Items:
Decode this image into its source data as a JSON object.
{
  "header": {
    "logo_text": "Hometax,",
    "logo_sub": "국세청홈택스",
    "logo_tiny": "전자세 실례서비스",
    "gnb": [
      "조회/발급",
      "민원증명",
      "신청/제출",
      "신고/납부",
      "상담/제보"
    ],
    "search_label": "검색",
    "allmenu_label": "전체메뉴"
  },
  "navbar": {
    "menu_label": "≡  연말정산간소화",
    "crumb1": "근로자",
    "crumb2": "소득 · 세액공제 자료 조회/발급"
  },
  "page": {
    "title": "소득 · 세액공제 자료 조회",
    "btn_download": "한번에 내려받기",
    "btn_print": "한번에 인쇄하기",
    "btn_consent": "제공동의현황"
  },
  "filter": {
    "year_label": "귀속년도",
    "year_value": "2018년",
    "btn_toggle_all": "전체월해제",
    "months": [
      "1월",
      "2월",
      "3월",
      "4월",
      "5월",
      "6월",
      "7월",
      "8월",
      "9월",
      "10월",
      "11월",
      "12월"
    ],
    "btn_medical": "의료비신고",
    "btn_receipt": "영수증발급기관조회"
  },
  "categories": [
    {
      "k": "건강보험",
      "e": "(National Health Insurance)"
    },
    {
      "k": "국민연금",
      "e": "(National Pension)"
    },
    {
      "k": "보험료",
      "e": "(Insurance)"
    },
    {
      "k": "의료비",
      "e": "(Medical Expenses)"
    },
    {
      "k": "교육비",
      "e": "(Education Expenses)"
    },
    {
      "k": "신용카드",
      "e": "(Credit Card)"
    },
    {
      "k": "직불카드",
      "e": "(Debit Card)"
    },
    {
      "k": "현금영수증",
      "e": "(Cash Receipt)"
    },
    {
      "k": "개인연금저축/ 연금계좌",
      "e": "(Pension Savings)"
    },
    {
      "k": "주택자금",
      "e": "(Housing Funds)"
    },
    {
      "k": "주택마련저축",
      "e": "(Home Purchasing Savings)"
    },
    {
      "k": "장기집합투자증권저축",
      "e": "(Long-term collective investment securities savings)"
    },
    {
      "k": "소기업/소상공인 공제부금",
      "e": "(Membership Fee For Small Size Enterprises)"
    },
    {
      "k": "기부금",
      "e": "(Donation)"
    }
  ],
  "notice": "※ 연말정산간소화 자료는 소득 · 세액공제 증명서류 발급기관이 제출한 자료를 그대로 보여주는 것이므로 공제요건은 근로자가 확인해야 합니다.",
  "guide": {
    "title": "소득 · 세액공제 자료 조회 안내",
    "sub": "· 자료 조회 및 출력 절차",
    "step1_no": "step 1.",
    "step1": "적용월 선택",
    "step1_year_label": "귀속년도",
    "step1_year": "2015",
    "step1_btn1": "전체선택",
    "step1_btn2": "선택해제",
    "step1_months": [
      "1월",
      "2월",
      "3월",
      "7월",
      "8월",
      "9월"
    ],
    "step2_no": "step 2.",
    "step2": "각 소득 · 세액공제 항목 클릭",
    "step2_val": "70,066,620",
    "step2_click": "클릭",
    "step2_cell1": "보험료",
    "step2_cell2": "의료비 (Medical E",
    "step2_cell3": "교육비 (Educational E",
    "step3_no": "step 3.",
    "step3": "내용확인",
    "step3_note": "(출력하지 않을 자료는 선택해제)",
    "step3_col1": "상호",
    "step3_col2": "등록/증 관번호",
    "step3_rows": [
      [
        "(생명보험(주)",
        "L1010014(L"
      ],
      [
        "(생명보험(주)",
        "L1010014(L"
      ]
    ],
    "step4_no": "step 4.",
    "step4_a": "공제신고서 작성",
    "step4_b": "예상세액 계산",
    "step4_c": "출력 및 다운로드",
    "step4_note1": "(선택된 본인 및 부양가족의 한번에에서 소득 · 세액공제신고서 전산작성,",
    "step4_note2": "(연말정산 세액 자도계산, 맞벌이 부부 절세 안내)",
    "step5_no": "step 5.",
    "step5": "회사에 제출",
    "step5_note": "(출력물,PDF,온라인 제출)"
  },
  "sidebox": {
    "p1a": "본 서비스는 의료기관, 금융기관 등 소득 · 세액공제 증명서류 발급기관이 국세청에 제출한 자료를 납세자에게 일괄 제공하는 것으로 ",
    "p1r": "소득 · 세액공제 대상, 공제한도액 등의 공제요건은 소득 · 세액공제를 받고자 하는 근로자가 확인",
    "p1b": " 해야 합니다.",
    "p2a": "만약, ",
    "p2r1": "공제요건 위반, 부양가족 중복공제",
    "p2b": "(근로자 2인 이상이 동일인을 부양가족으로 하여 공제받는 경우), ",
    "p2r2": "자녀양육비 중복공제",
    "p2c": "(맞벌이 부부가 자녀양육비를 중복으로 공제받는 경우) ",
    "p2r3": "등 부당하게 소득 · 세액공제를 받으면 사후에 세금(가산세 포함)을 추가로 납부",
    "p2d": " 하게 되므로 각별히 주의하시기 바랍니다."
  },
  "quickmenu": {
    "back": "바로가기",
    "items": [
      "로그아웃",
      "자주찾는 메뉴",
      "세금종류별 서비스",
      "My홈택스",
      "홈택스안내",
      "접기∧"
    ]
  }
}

Task:
Scan the data above and copy every line with "Insurance" in it.

Output for this exercise:
      "e": "(National Health Insurance)"
      "e": "(Insurance)"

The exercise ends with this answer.